►

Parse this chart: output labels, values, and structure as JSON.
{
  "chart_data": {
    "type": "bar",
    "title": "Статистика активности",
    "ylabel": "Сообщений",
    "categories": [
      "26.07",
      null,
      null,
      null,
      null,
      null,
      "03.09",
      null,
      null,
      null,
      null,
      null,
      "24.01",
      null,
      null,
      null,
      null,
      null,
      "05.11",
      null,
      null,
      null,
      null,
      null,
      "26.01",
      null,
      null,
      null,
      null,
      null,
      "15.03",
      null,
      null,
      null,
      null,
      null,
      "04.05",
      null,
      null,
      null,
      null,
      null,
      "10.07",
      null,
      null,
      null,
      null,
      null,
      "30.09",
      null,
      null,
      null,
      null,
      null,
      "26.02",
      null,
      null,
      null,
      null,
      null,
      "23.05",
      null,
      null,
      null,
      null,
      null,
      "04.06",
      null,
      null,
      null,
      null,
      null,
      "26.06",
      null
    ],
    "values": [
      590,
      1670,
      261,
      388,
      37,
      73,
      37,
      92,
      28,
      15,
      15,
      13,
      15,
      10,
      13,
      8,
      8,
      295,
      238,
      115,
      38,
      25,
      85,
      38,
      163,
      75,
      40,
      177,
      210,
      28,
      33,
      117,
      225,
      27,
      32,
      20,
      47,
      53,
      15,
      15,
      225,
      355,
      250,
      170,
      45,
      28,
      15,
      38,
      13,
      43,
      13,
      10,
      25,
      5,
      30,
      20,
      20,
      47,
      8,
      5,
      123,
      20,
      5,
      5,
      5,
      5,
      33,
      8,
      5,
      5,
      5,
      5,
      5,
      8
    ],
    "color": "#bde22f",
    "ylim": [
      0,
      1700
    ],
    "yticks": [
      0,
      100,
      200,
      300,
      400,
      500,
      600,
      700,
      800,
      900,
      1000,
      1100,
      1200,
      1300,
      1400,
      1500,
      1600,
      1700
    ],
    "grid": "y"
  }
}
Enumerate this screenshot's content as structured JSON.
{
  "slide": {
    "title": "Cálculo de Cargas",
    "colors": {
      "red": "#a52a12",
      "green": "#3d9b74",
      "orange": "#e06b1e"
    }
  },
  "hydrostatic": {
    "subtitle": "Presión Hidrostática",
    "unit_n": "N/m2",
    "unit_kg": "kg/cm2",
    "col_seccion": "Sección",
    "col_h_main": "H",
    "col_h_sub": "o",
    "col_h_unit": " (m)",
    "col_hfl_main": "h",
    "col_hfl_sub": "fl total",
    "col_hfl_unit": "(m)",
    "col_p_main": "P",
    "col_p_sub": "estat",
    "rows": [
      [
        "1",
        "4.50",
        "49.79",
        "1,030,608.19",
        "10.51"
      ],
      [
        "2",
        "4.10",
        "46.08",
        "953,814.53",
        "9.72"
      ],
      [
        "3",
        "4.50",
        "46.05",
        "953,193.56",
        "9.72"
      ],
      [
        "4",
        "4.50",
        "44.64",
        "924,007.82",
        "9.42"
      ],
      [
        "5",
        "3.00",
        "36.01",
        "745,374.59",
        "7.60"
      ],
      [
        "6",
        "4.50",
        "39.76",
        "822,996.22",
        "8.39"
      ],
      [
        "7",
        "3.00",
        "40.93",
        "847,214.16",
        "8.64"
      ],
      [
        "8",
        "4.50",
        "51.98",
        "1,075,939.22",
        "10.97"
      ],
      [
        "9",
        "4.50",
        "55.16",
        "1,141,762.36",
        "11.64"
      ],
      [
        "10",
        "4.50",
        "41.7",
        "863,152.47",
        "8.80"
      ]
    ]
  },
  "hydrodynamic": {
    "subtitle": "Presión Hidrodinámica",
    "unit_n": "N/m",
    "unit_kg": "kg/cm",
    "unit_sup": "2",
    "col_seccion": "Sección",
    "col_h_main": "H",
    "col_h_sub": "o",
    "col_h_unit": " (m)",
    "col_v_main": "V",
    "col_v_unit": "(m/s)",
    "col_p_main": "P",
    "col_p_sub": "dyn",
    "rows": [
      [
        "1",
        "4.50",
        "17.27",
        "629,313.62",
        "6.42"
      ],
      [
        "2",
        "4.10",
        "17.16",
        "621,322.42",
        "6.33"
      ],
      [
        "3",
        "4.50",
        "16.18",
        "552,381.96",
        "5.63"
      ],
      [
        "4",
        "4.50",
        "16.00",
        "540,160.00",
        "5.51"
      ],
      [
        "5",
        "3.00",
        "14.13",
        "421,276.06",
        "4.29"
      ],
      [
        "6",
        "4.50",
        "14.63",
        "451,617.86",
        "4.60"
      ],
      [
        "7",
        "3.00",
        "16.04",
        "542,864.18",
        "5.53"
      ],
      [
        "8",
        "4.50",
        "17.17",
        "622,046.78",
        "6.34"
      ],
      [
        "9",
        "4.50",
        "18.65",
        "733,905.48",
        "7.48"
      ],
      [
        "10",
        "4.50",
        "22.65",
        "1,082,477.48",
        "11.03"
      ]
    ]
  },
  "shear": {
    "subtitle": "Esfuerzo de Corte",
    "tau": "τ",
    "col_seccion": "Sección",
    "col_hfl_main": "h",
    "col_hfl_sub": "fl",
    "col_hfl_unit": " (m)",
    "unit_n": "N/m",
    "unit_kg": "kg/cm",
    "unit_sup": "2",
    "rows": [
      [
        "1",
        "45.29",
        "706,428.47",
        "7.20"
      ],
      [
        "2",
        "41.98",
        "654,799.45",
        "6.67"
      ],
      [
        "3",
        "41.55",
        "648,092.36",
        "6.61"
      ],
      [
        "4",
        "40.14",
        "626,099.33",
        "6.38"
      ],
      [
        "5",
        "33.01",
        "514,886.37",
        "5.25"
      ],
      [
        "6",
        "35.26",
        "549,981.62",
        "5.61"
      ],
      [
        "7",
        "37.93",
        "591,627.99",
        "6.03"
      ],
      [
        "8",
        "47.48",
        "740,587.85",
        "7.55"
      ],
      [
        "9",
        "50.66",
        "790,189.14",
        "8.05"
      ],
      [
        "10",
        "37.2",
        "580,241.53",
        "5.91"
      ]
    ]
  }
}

◄

### Written task
Give an exact repetition of all the material.

### The completed task
Parse this chart: output labels, values, and structure as JSON.
{
  "chart_data": {
    "type": "bar",
    "title": "Статистика активности",
    "ylabel": "Сообщений",
    "categories": [
      "26.07",
      null,
      null,
      null,
      null,
      null,
      "03.09",
      null,
      null,
      null,
      null,
      null,
      "24.01",
      null,
      null,
      null,
      null,
      null,
      "05.11",
      null,
      null,
      null,
      null,
      null,
      "26.01",
      null,
      null,
      null,
      null,
      null,
      "15.03",
      null,
      null,
      null,
      null,
      null,
      "04.05",
      null,
      null,
      null,
      null,
      null,
      "10.07",
      null,
      null,
      null,
      null,
      null,
      "30.09",
      null,
      null,
      null,
      null,
      null,
      "26.02",
      null,
      null,
      null,
      null,
      null,
      "23.05",
      null,
      null,
      null,
      null,
      null,
      "04.06",
      null,
      null,
      null,
      null,
      null,
      "26.06",
      null
    ],
    "values": [
      590,
      1670,
      261,
      388,
      37,
      73,
      37,
      92,
      28,
      15,
      15,
      13,
      15,
      10,
      13,
      8,
      8,
      295,
      238,
      115,
      38,
      25,
      85,
      38,
      163,
      75,
      40,
      177,
      210,
      28,
      33,
      117,
      225,
      27,
      32,
      20,
      47,
      53,
      15,
      15,
      225,
      355,
      250,
      170,
      45,
      28,
      15,
      38,
      13,
      43,
      13,
      10,
      25,
      5,
      30,
      20,
      20,
      47,
      8,
      5,
      123,
      20,
      5,
      5,
      5,
      5,
      33,
      8,
      5,
      5,
      5,
      5,
      5,
      8
    ],
    "color": "#bde22f",
    "ylim": [
      0,
      1700
    ],
    "yticks": [
      0,
      100,
      200,
      300,
      400,
      500,
      600,
      700,
      800,
      900,
      1000,
      1100,
      1200,
      1300,
      1400,
      1500,
      1600,
      1700
    ],
    "grid": "y"
  }
}
Enumerate this screenshot's content as structured JSON.
{
  "slide": {
    "title": "Cálculo de Cargas",
    "colors": {
      "red": "#a52a12",
      "green": "#3d9b74",
      "orange": "#e06b1e"
    }
  },
  "hydrostatic": {
    "subtitle": "Presión Hidrostática",
    "unit_n": "N/m2",
    "unit_kg": "kg/cm2",
    "col_seccion": "Sección",
    "col_h_main": "H",
    "col_h_sub": "o",
    "col_h_unit": " (m)",
    "col_hfl_main": "h",
    "col_hfl_sub": "fl total",
    "col_hfl_unit": "(m)",
    "col_p_main": "P",
    "col_p_sub": "estat",
    "rows": [
      [
        "1",
        "4.50",
        "49.79",
        "1,030,608.19",
        "10.51"
      ],
      [
        "2",
        "4.10",
        "46.08",
        "953,814.53",
        "9.72"
      ],
      [
        "3",
        "4.50",
        "46.05",
        "953,193.56",
        "9.72"
      ],
      [
        "4",
        "4.50",
        "44.64",
        "924,007.82",
        "9.42"
      ],
      [
        "5",
        "3.00",
        "36.01",
        "745,374.59",
        "7.60"
      ],
      [
        "6",
        "4.50",
        "39.76",
        "822,996.22",
        "8.39"
      ],
      [
        "7",
        "3.00",
        "40.93",
        "847,214.16",
        "8.64"
      ],
      [
        "8",
        "4.50",
        "51.98",
        "1,075,939.22",
        "10.97"
      ],
      [
        "9",
        "4.50",
        "55.16",
        "1,141,762.36",
        "11.64"
      ],
      [
        "10",
        "4.50",
        "41.7",
        "863,152.47",
        "8.80"
      ]
    ]
  },
  "hydrodynamic": {
    "subtitle": "Presión Hidrodinámica",
    "unit_n": "N/m",
    "unit_kg": "kg/cm",
    "unit_sup": "2",
    "col_seccion": "Sección",
    "col_h_main": "H",
    "col_h_sub": "o",
    "col_h_unit": " (m)",
    "col_v_main": "V",
    "col_v_unit": "(m/s)",
    "col_p_main": "P",
    "col_p_sub": "dyn",
    "rows": [
      [
        "1",
        "4.50",
        "17.27",
        "629,313.62",
        "6.42"
      ],
      [
        "2",
        "4.10",
        "17.16",
        "621,322.42",
        "6.33"
      ],
      [
        "3",
        "4.50",
        "16.18",
        "552,381.96",
        "5.63"
      ],
      [
        "4",
        "4.50",
        "16.00",
        "540,160.00",
        "5.51"
      ],
      [
        "5",
        "3.00",
        "14.13",
        "421,276.06",
        "4.29"
      ],
      [
        "6",
        "4.50",
        "14.63",
        "451,617.86",
        "4.60"
      ],
      [
        "7",
        "3.00",
        "16.04",
        "542,864.18",
        "5.53"
      ],
      [
        "8",
        "4.50",
        "17.17",
        "622,046.78",
        "6.34"
      ],
      [
        "9",
        "4.50",
        "18.65",
        "733,905.48",
        "7.48"
      ],
      [
        "10",
        "4.50",
        "22.65",
        "1,082,477.48",
        "11.03"
      ]
    ]
  },
  "shear": {
    "subtitle": "Esfuerzo de Corte",
    "tau": "τ",
    "col_seccion": "Sección",
    "col_hfl_main": "h",
    "col_hfl_sub": "fl",
    "col_hfl_unit": " (m)",
    "unit_n": "N/m",
    "unit_kg": "kg/cm",
    "unit_sup": "2",
    "rows": [
      [
        "1",
        "45.29",
        "706,428.47",
        "7.20"
      ],
      [
        "2",
        "41.98",
        "654,799.45",
        "6.67"
      ],
      [
        "3",
        "41.55",
        "648,092.36",
        "6.61"
      ],
      [
        "4",
        "40.14",
        "626,099.33",
        "6.38"
      ],
      [
        "5",
        "33.01",
        "514,886.37",
        "5.25"
      ],
      [
        "6",
        "35.26",
        "549,981.62",
        "5.61"
      ],
      [
        "7",
        "37.93",
        "591,627.99",
        "6.03"
      ],
      [
        "8",
        "47.48",
        "740,587.85",
        "7.55"
      ],
      [
        "9",
        "50.66",
        "790,189.14",
        "8.05"
      ],
      [
        "10",
        "37.2",
        "580,241.53",
        "5.91"
      ]
    ]
  }
}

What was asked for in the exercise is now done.